- **What you should do**
Every line in the listing is to be echoed verbatim.

- **Dataset records**
-- begin --
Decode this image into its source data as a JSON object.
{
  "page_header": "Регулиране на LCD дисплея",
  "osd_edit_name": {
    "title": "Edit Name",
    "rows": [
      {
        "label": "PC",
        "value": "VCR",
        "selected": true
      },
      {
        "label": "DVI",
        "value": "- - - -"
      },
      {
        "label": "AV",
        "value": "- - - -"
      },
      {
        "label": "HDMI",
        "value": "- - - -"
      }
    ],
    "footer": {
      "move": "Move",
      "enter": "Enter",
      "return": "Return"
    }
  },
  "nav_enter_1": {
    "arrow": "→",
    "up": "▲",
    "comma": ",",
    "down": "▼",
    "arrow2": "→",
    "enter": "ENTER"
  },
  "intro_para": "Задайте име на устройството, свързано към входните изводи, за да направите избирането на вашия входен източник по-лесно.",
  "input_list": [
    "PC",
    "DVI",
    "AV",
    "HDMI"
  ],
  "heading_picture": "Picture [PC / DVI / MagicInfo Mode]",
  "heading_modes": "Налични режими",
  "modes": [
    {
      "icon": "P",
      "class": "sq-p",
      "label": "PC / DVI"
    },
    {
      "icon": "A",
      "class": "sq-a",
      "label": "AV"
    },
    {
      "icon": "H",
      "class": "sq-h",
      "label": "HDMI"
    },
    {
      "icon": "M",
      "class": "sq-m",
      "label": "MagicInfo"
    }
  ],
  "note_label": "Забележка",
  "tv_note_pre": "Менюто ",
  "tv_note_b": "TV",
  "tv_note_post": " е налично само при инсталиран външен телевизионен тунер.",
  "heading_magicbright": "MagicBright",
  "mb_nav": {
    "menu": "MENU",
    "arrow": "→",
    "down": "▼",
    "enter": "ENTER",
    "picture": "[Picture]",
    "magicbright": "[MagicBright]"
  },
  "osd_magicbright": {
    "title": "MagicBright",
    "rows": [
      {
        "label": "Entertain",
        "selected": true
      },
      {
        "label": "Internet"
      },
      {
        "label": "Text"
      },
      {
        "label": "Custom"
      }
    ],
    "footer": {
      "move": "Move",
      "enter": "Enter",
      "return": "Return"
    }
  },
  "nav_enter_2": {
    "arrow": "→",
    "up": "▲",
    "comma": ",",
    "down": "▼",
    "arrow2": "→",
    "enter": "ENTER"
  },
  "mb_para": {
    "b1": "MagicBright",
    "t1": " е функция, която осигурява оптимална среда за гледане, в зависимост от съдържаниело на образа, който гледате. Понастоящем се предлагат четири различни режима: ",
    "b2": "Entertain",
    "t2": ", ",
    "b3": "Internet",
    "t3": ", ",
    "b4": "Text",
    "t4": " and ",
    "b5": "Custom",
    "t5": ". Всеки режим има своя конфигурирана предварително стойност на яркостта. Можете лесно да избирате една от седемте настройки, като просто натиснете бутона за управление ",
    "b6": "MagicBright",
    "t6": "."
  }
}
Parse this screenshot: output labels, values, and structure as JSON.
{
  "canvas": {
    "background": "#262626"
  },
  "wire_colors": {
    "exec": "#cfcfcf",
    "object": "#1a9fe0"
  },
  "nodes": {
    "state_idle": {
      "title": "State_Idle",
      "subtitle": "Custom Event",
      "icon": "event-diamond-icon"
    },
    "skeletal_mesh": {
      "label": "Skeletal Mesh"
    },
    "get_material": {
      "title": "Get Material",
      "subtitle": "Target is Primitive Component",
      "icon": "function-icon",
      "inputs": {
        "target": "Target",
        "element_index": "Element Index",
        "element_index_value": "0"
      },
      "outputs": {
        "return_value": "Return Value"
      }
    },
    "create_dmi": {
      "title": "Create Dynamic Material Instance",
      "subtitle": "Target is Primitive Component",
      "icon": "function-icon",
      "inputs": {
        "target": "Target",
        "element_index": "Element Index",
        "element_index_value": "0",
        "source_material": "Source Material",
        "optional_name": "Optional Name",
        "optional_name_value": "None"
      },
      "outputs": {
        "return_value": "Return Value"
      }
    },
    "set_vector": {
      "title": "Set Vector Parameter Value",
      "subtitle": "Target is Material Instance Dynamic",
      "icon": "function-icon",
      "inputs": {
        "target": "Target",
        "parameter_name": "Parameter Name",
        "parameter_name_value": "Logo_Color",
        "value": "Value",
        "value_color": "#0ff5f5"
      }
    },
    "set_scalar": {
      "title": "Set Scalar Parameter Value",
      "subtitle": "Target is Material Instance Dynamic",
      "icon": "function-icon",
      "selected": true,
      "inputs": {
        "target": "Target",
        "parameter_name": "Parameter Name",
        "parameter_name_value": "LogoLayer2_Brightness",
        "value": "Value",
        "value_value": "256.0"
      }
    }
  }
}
-- end --
- **The result**
Decode this image into its source data as a JSON object.
{
  "page_header": "Регулиране на LCD дисплея",
  "osd_edit_name": {
    "title": "Edit Name",
    "rows": [
      {
        "label": "PC",
        "value": "VCR",
        "selected": true
      },
      {
        "label": "DVI",
        "value": "- - - -"
      },
      {
        "label": "AV",
        "value": "- - - -"
      },
      {
        "label": "HDMI",
        "value": "- - - -"
      }
    ],
    "footer": {
      "move": "Move",
      "enter": "Enter",
      "return": "Return"
    }
  },
  "nav_enter_1": {
    "arrow": "→",
    "up": "▲",
    "comma": ",",
    "down": "▼",
    "arrow2": "→",
    "enter": "ENTER"
  },
  "intro_para": "Задайте име на устройството, свързано към входните изводи, за да направите избирането на вашия входен източник по-лесно.",
  "input_list": [
    "PC",
    "DVI",
    "AV",
    "HDMI"
  ],
  "heading_picture": "Picture [PC / DVI / MagicInfo Mode]",
  "heading_modes": "Налични режими",
  "modes": [
    {
      "icon": "P",
      "class": "sq-p",
      "label": "PC / DVI"
    },
    {
      "icon": "A",
      "class": "sq-a",
      "label": "AV"
    },
    {
      "icon": "H",
      "class": "sq-h",
      "label": "HDMI"
    },
    {
      "icon": "M",
      "class": "sq-m",
      "label": "MagicInfo"
    }
  ],
  "note_label": "Забележка",
  "tv_note_pre": "Менюто ",
  "tv_note_b": "TV",
  "tv_note_post": " е налично само при инсталиран външен телевизионен тунер.",
  "heading_magicbright": "MagicBright",
  "mb_nav": {
    "menu": "MENU",
    "arrow": "→",
    "down": "▼",
    "enter": "ENTER",
    "picture": "[Picture]",
    "magicbright": "[MagicBright]"
  },
  "osd_magicbright": {
    "title": "MagicBright",
    "rows": [
      {
        "label": "Entertain",
        "selected": true
      },
      {
        "label": "Internet"
      },
      {
        "label": "Text"
      },
      {
        "label": "Custom"
      }
    ],
    "footer": {
      "move": "Move",
      "enter": "Enter",
      "return": "Return"
    }
  },
  "nav_enter_2": {
    "arrow": "→",
    "up": "▲",
    "comma": ",",
    "down": "▼",
    "arrow2": "→",
    "enter": "ENTER"
  },
  "mb_para": {
    "b1": "MagicBright",
    "t1": " е функция, която осигурява оптимална среда за гледане, в зависимост от съдържаниело на образа, който гледате. Понастоящем се предлагат четири различни режима: ",
    "b2": "Entertain",
    "t2": ", ",
    "b3": "Internet",
    "t3": ", ",
    "b4": "Text",
    "t4": " and ",
    "b5": "Custom",
    "t5": ". Всеки режим има своя конфигурирана предварително стойност на яркостта. Можете лесно да избирате една от седемте настройки, като просто натиснете бутона за управление ",
    "b6": "MagicBright",
    "t6": "."
  }
}
Parse this screenshot: output labels, values, and structure as JSON.
{
  "canvas": {
    "background": "#262626"
  },
  "wire_colors": {
    "exec": "#cfcfcf",
    "object": "#1a9fe0"
  },
  "nodes": {
    "state_idle": {
      "title": "State_Idle",
      "subtitle": "Custom Event",
      "icon": "event-diamond-icon"
    },
    "skeletal_mesh": {
      "label": "Skeletal Mesh"
    },
    "get_material": {
      "title": "Get Material",
      "subtitle": "Target is Primitive Component",
      "icon": "function-icon",
      "inputs": {
        "target": "Target",
        "element_index": "Element Index",
        "element_index_value": "0"
      },
      "outputs": {
        "return_value": "Return Value"
      }
    },
    "create_dmi": {
      "title": "Create Dynamic Material Instance",
      "subtitle": "Target is Primitive Component",
      "icon": "function-icon",
      "inputs": {
        "target": "Target",
        "element_index": "Element Index",
        "element_index_value": "0",
        "source_material": "Source Material",
        "optional_name": "Optional Name",
        "optional_name_value": "None"
      },
      "outputs": {
        "return_value": "Return Value"
      }
    },
    "set_vector": {
      "title": "Set Vector Parameter Value",
      "subtitle": "Target is Material Instance Dynamic",
      "icon": "function-icon",
      "inputs": {
        "target": "Target",
        "parameter_name": "Parameter Name",
        "parameter_name_value": "Logo_Color",
        "value": "Value",
        "value_color": "#0ff5f5"
      }
    },
    "set_scalar": {
      "title": "Set Scalar Parameter Value",
      "subtitle": "Target is Material Instance Dynamic",
      "icon": "function-icon",
      "selected": true,
      "inputs": {
        "target": "Target",
        "parameter_name": "Parameter Name",
        "parameter_name_value": "LogoLayer2_Brightness",
        "value": "Value",
        "value_value": "256.0"
      }
    }
  }
}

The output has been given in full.